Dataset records
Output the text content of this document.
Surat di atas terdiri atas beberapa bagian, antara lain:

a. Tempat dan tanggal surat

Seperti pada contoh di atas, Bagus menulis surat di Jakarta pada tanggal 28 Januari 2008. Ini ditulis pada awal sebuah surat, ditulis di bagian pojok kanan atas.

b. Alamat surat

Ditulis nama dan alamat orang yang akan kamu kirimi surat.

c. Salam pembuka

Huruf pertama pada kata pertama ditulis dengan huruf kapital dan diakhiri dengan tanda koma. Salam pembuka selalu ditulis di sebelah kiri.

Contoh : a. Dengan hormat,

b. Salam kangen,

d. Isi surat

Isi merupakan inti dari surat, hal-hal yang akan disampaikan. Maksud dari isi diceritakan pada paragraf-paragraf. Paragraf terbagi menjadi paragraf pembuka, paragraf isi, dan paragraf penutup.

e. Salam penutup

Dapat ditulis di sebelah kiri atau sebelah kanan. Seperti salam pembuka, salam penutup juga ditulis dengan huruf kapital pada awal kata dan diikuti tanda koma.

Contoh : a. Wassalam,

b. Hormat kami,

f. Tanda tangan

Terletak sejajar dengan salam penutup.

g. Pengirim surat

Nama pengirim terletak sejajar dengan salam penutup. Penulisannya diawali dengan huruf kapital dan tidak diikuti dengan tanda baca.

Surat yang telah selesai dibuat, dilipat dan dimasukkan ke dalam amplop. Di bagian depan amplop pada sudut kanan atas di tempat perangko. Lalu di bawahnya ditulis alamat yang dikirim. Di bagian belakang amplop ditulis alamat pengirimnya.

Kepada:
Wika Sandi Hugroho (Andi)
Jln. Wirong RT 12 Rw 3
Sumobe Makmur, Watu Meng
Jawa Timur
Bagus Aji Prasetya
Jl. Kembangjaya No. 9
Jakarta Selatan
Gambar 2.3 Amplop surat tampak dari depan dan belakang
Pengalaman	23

> _Objective_: Return the entries above exactly, each one complete.

> _Result_:
Output the text content of this document.
Surat di atas terdiri atas beberapa bagian, antara lain:

a. Tempat dan tanggal surat

Seperti pada contoh di atas, Bagus menulis surat di Jakarta pada tanggal 28 Januari 2008. Ini ditulis pada awal sebuah surat, ditulis di bagian pojok kanan atas.

b. Alamat surat

Ditulis nama dan alamat orang yang akan kamu kirimi surat.

c. Salam pembuka

Huruf pertama pada kata pertama ditulis dengan huruf kapital dan diakhiri dengan tanda koma. Salam pembuka selalu ditulis di sebelah kiri.

Contoh : a. Dengan hormat,

b. Salam kangen,

d. Isi surat

Isi merupakan inti dari surat, hal-hal yang akan disampaikan. Maksud dari isi diceritakan pada paragraf-paragraf. Paragraf terbagi menjadi paragraf pembuka, paragraf isi, dan paragraf penutup.

e. Salam penutup

Dapat ditulis di sebelah kiri atau sebelah kanan. Seperti salam pembuka, salam penutup juga ditulis dengan huruf kapital pada awal kata dan diikuti tanda koma.

Contoh : a. Wassalam,

b. Hormat kami,

f. Tanda tangan

Terletak sejajar dengan salam penutup.

g. Pengirim surat

Nama pengirim terletak sejajar dengan salam penutup. Penulisannya diawali dengan huruf kapital dan tidak diikuti dengan tanda baca.

Surat yang telah selesai dibuat, dilipat dan dimasukkan ke dalam amplop. Di bagian depan amplop pada sudut kanan atas di tempat perangko. Lalu di bawahnya ditulis alamat yang dikirim. Di bagian belakang amplop ditulis alamat pengirimnya.

Kepada:
Wika Sandi Hugroho (Andi)
Jln. Wirong RT 12 Rw 3
Sumobe Makmur, Watu Meng
Jawa Timur
Bagus Aji Prasetya
Jl. Kembangjaya No. 9
Jakarta Selatan
Gambar 2.3 Amplop surat tampak dari depan dan belakang
Pengalaman	23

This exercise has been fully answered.